[start of DATA FOR PROCESSING]

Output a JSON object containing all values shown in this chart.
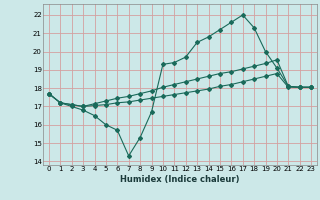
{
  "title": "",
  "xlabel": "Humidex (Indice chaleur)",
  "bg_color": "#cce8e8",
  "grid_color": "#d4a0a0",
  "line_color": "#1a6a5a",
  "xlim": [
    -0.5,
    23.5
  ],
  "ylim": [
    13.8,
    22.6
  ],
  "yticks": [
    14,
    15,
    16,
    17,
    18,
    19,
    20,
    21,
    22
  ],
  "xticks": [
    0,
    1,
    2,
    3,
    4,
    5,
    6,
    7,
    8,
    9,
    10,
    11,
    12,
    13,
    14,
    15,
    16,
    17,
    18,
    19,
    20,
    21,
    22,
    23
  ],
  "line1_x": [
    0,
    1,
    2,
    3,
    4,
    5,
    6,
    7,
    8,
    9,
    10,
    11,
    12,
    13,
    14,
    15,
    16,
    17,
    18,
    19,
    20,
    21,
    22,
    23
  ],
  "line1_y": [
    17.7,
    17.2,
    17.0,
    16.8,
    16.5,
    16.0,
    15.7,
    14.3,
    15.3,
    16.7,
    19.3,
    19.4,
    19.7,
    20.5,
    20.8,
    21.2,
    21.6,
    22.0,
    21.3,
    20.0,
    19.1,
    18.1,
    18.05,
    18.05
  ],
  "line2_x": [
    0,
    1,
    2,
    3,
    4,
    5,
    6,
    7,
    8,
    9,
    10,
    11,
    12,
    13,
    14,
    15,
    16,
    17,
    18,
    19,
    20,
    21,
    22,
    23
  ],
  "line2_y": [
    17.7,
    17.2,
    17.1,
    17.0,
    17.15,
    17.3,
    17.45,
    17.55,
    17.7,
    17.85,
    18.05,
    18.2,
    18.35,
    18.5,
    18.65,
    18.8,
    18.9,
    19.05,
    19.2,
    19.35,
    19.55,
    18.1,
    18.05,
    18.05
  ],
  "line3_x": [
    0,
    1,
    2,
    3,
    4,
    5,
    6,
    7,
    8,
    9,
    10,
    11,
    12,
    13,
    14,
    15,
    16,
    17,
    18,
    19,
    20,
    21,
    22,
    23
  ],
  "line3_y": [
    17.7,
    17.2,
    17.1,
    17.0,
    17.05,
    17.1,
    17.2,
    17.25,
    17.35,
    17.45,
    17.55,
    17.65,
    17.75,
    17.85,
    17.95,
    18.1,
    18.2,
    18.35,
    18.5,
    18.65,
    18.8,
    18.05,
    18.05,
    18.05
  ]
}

[end of DATA FOR PROCESSING]
[start of DATA FOR PROCESSING]

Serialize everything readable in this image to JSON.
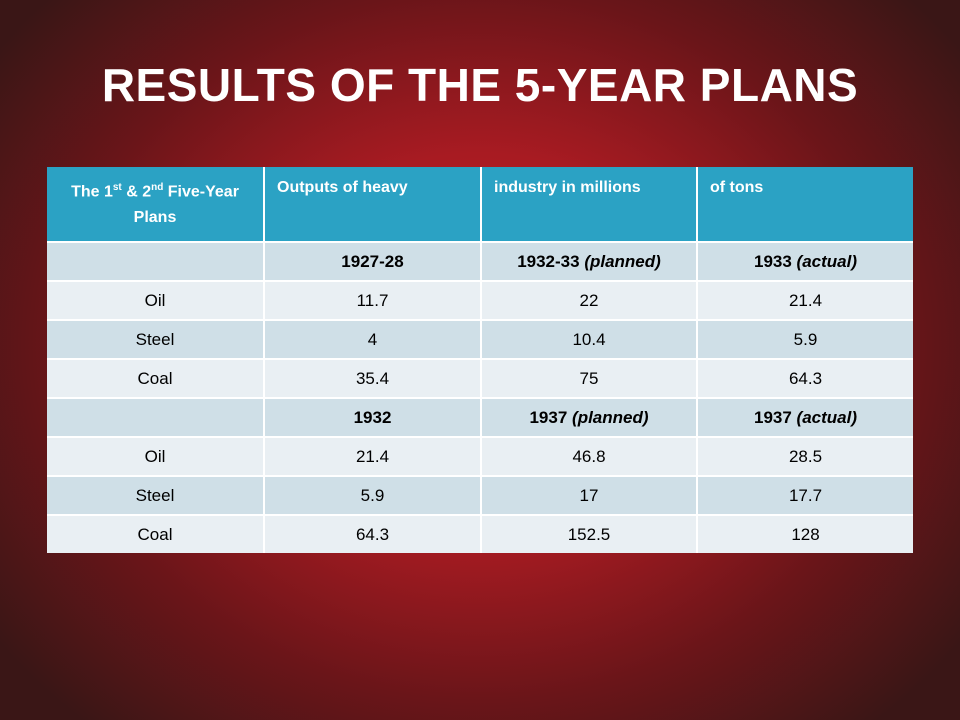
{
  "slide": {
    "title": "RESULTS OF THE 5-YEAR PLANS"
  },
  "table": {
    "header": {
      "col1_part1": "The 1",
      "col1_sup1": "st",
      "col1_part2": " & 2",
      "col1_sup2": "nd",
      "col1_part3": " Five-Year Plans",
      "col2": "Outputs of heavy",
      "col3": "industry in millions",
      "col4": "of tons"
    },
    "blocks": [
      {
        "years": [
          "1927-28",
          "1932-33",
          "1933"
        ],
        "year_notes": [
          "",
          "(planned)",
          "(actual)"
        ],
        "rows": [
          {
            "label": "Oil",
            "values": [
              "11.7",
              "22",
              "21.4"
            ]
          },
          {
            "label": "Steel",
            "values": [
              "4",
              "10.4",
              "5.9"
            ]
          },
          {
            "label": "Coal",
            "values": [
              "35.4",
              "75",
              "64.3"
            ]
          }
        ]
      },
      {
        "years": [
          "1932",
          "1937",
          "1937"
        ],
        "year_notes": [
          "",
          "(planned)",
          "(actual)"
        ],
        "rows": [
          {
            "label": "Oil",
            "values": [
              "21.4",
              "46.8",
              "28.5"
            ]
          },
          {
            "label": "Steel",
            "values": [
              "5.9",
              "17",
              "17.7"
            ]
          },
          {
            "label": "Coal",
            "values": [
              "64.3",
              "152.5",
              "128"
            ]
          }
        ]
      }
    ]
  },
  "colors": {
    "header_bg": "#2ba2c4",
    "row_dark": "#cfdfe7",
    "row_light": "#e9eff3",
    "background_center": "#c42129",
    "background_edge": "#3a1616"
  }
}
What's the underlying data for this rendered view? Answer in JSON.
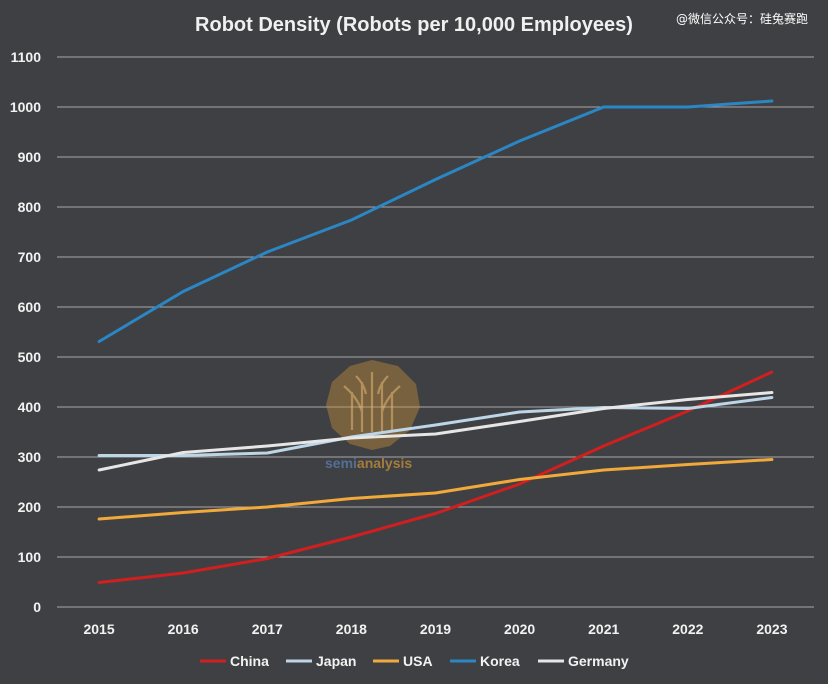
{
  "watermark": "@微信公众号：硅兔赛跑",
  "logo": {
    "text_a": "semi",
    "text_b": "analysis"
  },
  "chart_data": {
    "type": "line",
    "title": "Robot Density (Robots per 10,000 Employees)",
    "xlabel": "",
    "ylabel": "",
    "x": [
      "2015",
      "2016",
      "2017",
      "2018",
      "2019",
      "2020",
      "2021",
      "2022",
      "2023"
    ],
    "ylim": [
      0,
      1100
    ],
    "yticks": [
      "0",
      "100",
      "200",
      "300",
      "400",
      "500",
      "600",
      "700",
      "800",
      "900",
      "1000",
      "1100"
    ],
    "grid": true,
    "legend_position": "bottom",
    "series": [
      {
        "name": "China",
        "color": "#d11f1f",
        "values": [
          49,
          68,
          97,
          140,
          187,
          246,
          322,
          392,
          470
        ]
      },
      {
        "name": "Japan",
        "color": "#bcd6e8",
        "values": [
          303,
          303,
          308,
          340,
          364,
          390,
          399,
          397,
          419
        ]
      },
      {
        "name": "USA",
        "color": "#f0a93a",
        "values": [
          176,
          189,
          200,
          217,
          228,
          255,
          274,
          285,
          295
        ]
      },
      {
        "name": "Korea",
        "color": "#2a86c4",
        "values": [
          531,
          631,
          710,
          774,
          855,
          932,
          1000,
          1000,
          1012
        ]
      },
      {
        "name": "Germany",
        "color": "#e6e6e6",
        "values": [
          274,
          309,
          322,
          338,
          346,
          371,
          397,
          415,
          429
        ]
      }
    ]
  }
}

[end of DATA FOR PROCESSING]

EXERCISE INSTRUCTIONS:
Say the number of lines in the listing that hold "this", with no added words.

EXERCISE RESULT:
3